Task statement:
Omit all pictures. Copy the rest of the material exactly.

- - -

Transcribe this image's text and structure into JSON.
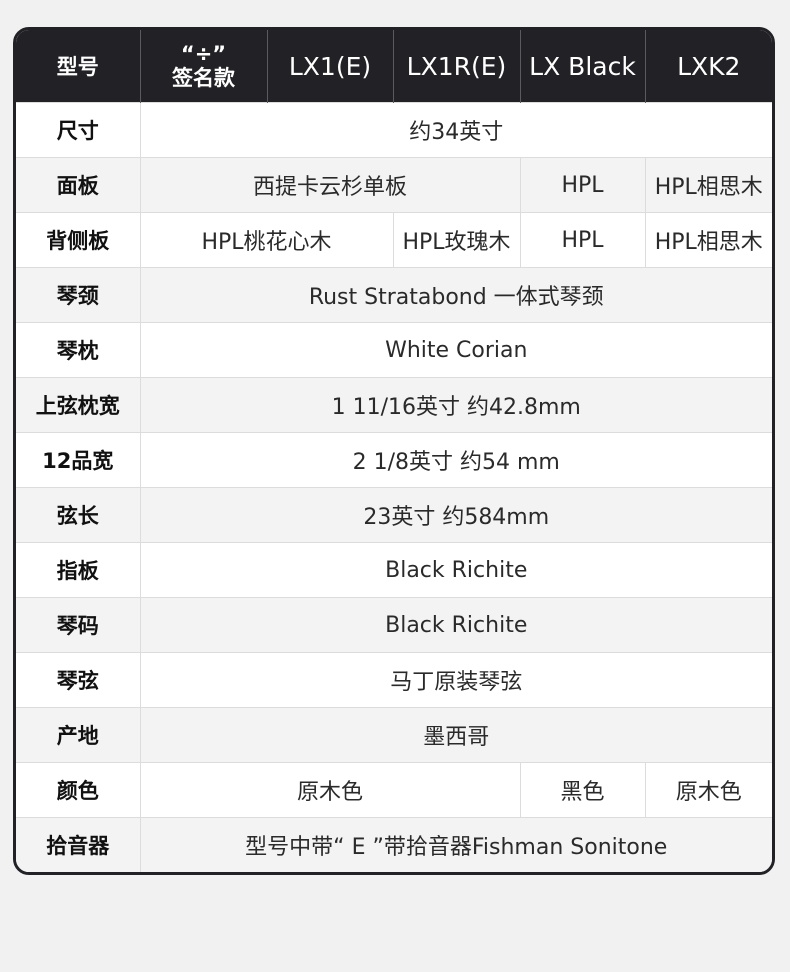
{
  "header": {
    "col0": "型号",
    "col1_line1": "“÷”",
    "col1_line2": "签名款",
    "col2": "LX1(E)",
    "col3": "LX1R(E)",
    "col4": "LX Black",
    "col5": "LXK2"
  },
  "rows": [
    {
      "label": "尺寸",
      "cells": [
        {
          "text": "约34英寸",
          "span": 5
        }
      ]
    },
    {
      "label": "面板",
      "cells": [
        {
          "text": "西提卡云杉单板",
          "span": 3
        },
        {
          "text": "HPL",
          "span": 1
        },
        {
          "text": "HPL相思木",
          "span": 1
        }
      ]
    },
    {
      "label": "背侧板",
      "cells": [
        {
          "text": "HPL桃花心木",
          "span": 2
        },
        {
          "text": "HPL玫瑰木",
          "span": 1
        },
        {
          "text": "HPL",
          "span": 1
        },
        {
          "text": "HPL相思木",
          "span": 1
        }
      ]
    },
    {
      "label": "琴颈",
      "cells": [
        {
          "text": "Rust Stratabond 一体式琴颈",
          "span": 5
        }
      ]
    },
    {
      "label": "琴枕",
      "cells": [
        {
          "text": "White Corian",
          "span": 5
        }
      ]
    },
    {
      "label": "上弦枕宽",
      "cells": [
        {
          "text": "1 11/16英寸  约42.8mm",
          "span": 5
        }
      ]
    },
    {
      "label": "12品宽",
      "cells": [
        {
          "text": "2 1/8英寸  约54 mm",
          "span": 5
        }
      ]
    },
    {
      "label": "弦长",
      "cells": [
        {
          "text": "23英寸  约584mm",
          "span": 5
        }
      ]
    },
    {
      "label": "指板",
      "cells": [
        {
          "text": "Black Richite",
          "span": 5
        }
      ]
    },
    {
      "label": "琴码",
      "cells": [
        {
          "text": "Black Richite",
          "span": 5
        }
      ]
    },
    {
      "label": "琴弦",
      "cells": [
        {
          "text": "马丁原装琴弦",
          "span": 5
        }
      ]
    },
    {
      "label": "产地",
      "cells": [
        {
          "text": "墨西哥",
          "span": 5
        }
      ]
    },
    {
      "label": "颜色",
      "cells": [
        {
          "text": "原木色",
          "span": 3
        },
        {
          "text": "黑色",
          "span": 1
        },
        {
          "text": "原木色",
          "span": 1
        }
      ]
    },
    {
      "label": "拾音器",
      "cells": [
        {
          "text": "型号中带“ E ”带拾音器Fishman Sonitone",
          "span": 5
        }
      ]
    }
  ]
}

- - -

Exercise response:
Transcribe this image's text and structure into JSON.
{
  "header": {
    "col0": "型号",
    "col1_line1": "“÷”",
    "col1_line2": "签名款",
    "col2": "LX1(E)",
    "col3": "LX1R(E)",
    "col4": "LX Black",
    "col5": "LXK2"
  },
  "rows": [
    {
      "label": "尺寸",
      "cells": [
        {
          "text": "约34英寸",
          "span": 5
        }
      ]
    },
    {
      "label": "面板",
      "cells": [
        {
          "text": "西提卡云杉单板",
          "span": 3
        },
        {
          "text": "HPL",
          "span": 1
        },
        {
          "text": "HPL相思木",
          "span": 1
        }
      ]
    },
    {
      "label": "背侧板",
      "cells": [
        {
          "text": "HPL桃花心木",
          "span": 2
        },
        {
          "text": "HPL玫瑰木",
          "span": 1
        },
        {
          "text": "HPL",
          "span": 1
        },
        {
          "text": "HPL相思木",
          "span": 1
        }
      ]
    },
    {
      "label": "琴颈",
      "cells": [
        {
          "text": "Rust Stratabond 一体式琴颈",
          "span": 5
        }
      ]
    },
    {
      "label": "琴枕",
      "cells": [
        {
          "text": "White Corian",
          "span": 5
        }
      ]
    },
    {
      "label": "上弦枕宽",
      "cells": [
        {
          "text": "1 11/16英寸  约42.8mm",
          "span": 5
        }
      ]
    },
    {
      "label": "12品宽",
      "cells": [
        {
          "text": "2 1/8英寸  约54 mm",
          "span": 5
        }
      ]
    },
    {
      "label": "弦长",
      "cells": [
        {
          "text": "23英寸  约584mm",
          "span": 5
        }
      ]
    },
    {
      "label": "指板",
      "cells": [
        {
          "text": "Black Richite",
          "span": 5
        }
      ]
    },
    {
      "label": "琴码",
      "cells": [
        {
          "text": "Black Richite",
          "span": 5
        }
      ]
    },
    {
      "label": "琴弦",
      "cells": [
        {
          "text": "马丁原装琴弦",
          "span": 5
        }
      ]
    },
    {
      "label": "产地",
      "cells": [
        {
          "text": "墨西哥",
          "span": 5
        }
      ]
    },
    {
      "label": "颜色",
      "cells": [
        {
          "text": "原木色",
          "span": 3
        },
        {
          "text": "黑色",
          "span": 1
        },
        {
          "text": "原木色",
          "span": 1
        }
      ]
    },
    {
      "label": "拾音器",
      "cells": [
        {
          "text": "型号中带“ E ”带拾音器Fishman Sonitone",
          "span": 5
        }
      ]
    }
  ]
}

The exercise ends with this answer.